── Items
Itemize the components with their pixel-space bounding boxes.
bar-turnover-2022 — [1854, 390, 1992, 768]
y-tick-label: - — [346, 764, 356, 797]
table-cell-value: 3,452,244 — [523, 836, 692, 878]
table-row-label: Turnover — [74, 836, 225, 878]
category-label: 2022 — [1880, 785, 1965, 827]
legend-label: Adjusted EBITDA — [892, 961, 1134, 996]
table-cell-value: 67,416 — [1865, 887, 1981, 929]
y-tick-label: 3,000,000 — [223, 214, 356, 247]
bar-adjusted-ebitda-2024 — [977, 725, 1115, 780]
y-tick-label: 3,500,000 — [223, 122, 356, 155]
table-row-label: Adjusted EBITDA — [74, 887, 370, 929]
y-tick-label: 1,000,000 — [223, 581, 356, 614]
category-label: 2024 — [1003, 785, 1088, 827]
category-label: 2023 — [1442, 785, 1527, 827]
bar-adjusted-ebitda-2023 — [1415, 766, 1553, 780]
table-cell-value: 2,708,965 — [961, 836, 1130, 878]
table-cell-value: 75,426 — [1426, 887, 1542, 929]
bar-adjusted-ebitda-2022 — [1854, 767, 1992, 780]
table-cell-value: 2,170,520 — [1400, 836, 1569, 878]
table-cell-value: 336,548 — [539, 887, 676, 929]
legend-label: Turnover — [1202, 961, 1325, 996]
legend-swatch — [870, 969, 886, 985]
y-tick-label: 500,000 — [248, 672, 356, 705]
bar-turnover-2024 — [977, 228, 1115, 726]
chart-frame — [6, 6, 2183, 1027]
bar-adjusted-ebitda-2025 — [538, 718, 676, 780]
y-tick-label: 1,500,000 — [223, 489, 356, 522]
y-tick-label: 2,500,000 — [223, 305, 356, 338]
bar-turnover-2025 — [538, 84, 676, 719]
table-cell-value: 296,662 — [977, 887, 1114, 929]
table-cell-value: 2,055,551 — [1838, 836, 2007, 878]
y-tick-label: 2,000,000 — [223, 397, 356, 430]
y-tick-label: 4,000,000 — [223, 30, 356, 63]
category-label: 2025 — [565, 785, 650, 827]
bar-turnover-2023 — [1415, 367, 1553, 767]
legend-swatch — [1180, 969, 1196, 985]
────
[Task prompt]: Pull out every line in the records above that contains the string "swatch", and copy each one in full.

[Worked solution]:
legend-swatch — [870, 969, 886, 985]
legend-swatch — [1180, 969, 1196, 985]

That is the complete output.